## WORK TO DO
Identify the lines containing the word "FlowMapper". Copy each one.

— Begin —

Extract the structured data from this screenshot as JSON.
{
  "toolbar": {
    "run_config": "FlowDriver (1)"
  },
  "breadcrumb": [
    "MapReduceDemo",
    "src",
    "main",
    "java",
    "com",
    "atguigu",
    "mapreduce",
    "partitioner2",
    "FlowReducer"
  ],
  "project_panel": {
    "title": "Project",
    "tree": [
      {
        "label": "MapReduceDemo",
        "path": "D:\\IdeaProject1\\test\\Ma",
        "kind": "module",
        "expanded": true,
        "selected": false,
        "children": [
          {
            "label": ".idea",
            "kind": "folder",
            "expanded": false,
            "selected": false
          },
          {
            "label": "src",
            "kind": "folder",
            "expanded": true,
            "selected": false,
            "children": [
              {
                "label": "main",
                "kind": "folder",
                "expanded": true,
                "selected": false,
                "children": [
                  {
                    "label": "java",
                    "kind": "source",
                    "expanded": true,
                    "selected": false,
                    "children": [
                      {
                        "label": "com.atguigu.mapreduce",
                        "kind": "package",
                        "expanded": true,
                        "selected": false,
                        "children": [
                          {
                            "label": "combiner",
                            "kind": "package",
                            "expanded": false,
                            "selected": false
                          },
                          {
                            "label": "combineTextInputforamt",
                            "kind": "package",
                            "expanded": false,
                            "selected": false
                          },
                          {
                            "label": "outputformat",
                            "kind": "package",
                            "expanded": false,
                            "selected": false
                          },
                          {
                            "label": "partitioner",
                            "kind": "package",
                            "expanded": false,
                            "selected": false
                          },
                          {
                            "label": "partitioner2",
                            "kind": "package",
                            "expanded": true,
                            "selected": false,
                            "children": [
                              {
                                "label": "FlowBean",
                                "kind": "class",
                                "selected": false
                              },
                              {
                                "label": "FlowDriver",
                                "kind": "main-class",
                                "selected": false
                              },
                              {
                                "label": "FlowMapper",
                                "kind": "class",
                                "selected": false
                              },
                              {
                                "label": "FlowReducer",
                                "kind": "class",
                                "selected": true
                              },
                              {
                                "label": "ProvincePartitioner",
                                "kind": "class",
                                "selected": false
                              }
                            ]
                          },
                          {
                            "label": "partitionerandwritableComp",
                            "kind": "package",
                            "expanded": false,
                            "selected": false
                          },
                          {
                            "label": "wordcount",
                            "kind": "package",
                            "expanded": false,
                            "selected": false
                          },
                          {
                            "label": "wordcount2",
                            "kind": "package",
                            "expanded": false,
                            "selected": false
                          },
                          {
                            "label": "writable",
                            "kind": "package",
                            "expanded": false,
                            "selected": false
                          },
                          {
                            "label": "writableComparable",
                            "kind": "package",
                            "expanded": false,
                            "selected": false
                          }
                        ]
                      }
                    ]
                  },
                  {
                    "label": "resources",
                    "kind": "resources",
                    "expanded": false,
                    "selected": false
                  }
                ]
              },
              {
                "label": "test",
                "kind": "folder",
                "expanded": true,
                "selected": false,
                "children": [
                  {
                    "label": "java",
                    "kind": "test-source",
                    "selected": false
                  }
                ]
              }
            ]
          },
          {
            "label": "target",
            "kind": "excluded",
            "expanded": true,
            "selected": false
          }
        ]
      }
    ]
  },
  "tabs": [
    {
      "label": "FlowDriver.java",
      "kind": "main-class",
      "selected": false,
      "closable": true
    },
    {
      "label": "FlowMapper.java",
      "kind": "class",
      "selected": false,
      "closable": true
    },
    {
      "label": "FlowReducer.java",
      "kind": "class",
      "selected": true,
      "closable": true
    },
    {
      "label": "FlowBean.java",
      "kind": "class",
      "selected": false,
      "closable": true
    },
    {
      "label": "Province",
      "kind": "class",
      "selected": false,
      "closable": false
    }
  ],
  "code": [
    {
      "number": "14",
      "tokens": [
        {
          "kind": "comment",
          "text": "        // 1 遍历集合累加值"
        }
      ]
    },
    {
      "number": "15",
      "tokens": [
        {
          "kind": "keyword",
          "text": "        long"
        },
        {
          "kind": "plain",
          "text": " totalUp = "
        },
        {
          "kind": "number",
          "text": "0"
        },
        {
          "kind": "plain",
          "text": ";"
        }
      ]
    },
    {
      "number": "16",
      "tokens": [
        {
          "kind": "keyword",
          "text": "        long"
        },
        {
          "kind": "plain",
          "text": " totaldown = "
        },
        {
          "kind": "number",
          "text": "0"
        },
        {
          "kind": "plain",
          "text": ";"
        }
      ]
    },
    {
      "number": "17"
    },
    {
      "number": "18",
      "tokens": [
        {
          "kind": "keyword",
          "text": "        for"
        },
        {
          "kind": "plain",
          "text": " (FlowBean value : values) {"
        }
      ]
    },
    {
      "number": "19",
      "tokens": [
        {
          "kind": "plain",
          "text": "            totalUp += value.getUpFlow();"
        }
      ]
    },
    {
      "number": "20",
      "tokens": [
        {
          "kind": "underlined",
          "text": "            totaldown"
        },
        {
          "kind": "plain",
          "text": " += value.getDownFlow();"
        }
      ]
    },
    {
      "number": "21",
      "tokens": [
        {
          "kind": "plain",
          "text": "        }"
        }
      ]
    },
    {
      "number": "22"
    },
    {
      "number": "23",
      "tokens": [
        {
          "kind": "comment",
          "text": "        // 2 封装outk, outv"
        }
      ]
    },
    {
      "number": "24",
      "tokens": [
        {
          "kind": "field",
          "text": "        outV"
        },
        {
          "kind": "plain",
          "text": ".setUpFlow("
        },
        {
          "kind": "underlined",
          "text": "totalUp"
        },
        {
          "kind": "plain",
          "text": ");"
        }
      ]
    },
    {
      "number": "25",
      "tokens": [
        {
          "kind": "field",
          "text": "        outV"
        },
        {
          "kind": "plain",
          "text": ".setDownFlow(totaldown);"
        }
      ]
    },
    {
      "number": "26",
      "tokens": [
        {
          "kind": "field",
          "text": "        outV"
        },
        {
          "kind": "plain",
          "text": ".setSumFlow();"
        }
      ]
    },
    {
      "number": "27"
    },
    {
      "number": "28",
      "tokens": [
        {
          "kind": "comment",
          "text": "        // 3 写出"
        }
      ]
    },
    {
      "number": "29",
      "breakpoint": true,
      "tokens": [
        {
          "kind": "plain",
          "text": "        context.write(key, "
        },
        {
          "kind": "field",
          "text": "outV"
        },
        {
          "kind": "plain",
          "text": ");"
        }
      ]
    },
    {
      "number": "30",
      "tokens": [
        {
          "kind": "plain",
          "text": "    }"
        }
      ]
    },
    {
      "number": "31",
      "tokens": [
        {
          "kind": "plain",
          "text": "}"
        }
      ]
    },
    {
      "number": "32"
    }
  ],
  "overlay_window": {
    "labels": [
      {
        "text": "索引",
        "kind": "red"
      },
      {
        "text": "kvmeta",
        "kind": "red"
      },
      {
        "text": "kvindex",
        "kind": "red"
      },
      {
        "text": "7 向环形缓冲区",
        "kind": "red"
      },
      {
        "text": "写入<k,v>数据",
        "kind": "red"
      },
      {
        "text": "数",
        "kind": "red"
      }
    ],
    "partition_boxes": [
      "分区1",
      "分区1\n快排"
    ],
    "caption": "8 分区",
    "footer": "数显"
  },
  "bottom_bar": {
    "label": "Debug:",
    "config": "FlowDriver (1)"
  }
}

— End —

## SOLUTION TO THE EXERCISE
                                "label": "FlowMapper",
      "label": "FlowMapper.java",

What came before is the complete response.